Written task:
Tally the lines below that contain "кольцу". The number is the whole answer.
-- START Material shown --
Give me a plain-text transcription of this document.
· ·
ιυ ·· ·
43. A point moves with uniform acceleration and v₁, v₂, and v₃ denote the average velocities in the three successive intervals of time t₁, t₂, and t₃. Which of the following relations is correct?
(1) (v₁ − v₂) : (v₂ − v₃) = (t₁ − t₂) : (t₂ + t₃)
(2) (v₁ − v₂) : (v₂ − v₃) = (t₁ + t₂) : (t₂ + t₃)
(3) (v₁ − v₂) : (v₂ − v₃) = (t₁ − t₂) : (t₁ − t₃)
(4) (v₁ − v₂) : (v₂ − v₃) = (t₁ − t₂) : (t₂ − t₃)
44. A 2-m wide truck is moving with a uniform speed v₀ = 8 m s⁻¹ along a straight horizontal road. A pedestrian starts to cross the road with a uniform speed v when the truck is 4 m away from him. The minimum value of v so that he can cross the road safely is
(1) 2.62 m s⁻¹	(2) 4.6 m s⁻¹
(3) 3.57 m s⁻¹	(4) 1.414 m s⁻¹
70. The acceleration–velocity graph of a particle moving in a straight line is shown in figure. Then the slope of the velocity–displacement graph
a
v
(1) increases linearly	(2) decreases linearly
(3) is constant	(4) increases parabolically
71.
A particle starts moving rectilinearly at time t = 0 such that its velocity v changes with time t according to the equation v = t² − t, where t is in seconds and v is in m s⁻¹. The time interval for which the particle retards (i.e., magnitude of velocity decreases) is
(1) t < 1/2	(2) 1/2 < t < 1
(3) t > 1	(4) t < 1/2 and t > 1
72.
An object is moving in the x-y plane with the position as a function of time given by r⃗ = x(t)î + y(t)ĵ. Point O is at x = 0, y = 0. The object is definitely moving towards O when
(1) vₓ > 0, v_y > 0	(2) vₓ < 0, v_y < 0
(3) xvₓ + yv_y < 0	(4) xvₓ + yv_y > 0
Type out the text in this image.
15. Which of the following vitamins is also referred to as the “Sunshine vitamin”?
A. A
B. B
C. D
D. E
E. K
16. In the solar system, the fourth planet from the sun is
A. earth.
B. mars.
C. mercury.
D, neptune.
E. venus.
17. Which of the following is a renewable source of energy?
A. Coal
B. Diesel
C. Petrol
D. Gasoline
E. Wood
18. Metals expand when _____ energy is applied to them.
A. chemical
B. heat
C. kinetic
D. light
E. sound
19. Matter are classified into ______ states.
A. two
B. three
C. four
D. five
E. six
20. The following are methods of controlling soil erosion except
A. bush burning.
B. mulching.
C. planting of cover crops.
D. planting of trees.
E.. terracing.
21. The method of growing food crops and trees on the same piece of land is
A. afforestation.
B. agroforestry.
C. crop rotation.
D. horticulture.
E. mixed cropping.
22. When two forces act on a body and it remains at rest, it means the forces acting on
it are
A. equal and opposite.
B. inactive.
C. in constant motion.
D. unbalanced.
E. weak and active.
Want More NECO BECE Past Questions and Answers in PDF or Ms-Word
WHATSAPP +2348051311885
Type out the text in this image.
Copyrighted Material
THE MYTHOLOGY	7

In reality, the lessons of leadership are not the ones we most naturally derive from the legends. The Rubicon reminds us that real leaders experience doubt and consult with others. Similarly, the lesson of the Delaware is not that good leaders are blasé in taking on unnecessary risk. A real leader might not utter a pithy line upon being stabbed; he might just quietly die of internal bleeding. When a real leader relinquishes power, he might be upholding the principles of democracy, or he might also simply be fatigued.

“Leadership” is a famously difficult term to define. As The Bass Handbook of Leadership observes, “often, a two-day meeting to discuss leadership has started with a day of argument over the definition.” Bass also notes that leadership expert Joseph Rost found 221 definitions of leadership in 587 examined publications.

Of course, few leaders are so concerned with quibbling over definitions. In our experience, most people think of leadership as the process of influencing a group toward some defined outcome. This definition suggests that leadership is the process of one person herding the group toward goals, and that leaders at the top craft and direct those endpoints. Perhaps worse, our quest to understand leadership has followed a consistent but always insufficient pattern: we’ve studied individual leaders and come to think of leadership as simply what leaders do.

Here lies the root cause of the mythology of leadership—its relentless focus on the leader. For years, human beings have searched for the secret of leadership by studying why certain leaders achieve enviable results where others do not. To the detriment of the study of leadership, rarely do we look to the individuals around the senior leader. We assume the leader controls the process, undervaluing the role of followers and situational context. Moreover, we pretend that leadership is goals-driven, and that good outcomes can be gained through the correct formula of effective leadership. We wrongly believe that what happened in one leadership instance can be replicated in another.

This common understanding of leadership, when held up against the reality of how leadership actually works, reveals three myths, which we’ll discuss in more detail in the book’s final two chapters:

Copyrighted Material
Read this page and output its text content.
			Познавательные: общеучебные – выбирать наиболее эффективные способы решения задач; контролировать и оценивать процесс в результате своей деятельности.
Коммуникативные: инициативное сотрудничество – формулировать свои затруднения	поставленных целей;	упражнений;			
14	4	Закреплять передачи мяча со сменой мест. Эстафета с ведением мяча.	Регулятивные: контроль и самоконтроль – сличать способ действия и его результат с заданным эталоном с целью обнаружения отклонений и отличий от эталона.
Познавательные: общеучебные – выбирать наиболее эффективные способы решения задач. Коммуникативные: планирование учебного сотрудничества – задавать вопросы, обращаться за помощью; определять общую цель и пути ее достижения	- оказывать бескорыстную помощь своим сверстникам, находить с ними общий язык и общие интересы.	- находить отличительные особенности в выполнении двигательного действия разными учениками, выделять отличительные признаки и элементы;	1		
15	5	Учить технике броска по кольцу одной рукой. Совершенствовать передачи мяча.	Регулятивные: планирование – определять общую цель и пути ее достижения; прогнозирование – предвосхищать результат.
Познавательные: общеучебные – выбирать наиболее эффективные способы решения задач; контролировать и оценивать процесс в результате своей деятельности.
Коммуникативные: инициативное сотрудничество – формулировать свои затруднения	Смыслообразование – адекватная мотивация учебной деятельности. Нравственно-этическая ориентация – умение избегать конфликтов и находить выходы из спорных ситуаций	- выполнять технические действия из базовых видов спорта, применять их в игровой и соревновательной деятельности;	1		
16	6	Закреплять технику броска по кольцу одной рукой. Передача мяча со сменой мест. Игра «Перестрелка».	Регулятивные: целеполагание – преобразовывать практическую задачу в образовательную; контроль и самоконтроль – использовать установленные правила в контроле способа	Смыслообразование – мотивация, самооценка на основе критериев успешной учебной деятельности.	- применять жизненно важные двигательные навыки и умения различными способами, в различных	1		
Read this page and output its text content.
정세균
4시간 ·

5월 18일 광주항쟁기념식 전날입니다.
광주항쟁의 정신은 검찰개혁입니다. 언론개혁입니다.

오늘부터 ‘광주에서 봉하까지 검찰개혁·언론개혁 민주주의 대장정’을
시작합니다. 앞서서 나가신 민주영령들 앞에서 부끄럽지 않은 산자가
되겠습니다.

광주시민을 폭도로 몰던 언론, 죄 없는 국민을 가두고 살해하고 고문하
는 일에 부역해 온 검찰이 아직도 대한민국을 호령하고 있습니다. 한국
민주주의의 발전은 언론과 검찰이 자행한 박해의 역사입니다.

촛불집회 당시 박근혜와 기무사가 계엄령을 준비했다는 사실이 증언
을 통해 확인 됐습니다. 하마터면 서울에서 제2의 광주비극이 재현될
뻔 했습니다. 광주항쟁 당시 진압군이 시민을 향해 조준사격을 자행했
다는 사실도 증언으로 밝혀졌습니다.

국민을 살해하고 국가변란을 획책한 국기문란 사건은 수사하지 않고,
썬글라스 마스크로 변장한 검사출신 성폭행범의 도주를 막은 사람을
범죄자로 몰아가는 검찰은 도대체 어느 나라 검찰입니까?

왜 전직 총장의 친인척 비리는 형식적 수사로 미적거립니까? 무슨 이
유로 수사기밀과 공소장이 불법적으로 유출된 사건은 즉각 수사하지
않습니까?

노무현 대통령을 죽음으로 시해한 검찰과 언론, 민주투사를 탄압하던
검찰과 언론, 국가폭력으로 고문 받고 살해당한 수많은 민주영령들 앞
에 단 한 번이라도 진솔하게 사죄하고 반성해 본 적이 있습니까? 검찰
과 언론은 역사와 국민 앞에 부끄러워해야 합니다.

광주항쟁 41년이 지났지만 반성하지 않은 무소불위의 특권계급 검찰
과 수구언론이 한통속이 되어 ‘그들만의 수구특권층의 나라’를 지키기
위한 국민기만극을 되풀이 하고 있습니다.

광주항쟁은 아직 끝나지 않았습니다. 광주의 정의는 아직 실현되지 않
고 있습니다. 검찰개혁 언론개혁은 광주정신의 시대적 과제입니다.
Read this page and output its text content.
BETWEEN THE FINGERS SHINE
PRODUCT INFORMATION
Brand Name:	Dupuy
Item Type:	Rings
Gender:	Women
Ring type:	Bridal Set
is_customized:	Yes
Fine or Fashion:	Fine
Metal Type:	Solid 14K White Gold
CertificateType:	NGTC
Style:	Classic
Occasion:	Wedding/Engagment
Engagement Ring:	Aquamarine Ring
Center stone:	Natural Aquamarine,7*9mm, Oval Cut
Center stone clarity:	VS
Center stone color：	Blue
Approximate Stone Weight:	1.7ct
-- END Material shown --
The solution:
2